- [Set exercise] Search the data below for "校本课程"; list each line that holds it.

--

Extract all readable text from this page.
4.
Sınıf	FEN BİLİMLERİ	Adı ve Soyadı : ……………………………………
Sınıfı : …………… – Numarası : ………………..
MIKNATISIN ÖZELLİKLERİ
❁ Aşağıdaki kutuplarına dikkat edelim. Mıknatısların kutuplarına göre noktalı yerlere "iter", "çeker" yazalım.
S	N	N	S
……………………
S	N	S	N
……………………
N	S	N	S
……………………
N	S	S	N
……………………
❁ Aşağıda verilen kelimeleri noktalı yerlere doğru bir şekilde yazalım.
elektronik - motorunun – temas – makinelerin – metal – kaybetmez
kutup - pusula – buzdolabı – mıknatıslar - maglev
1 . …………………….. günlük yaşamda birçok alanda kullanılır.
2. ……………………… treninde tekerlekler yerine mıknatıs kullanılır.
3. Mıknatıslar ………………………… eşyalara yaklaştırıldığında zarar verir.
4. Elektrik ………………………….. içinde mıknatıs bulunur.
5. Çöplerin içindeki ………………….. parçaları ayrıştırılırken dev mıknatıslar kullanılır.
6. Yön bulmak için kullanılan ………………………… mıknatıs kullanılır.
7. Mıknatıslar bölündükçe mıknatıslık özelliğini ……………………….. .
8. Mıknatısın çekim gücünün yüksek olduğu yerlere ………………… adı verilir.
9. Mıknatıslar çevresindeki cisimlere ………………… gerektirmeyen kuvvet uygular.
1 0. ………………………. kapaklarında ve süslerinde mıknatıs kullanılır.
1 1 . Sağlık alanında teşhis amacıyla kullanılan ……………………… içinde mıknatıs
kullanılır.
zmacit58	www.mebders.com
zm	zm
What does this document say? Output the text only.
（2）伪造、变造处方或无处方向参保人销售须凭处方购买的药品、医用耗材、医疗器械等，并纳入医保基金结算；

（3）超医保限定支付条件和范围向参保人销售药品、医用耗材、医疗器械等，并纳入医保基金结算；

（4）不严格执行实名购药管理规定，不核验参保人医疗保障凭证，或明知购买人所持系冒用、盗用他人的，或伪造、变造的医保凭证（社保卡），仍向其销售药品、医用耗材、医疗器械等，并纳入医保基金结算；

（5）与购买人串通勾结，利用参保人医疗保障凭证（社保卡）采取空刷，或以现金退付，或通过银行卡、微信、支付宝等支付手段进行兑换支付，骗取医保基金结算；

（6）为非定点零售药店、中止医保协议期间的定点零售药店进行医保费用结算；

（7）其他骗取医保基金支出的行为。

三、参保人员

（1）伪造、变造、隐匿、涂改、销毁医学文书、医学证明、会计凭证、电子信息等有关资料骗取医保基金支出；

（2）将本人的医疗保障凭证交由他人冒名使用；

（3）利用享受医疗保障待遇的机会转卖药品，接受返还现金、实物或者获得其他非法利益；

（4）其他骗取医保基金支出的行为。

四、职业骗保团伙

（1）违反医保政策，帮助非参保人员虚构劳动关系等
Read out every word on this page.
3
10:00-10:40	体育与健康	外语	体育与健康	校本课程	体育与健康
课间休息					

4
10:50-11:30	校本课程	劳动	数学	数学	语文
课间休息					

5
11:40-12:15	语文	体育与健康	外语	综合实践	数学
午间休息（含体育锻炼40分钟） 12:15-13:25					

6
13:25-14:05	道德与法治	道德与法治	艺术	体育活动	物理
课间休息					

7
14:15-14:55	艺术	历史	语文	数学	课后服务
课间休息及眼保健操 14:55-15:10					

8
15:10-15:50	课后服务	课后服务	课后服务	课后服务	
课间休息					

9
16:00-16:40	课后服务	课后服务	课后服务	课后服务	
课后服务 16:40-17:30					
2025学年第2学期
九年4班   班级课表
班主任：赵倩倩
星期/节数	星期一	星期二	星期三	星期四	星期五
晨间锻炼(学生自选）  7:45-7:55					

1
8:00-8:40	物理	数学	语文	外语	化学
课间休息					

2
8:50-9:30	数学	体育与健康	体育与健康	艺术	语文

--

- [Expected answer]
10:00-10:40	体育与健康	外语	体育与健康	校本课程	体育与健康
10:50-11:30	校本课程	劳动	数学	数学	语文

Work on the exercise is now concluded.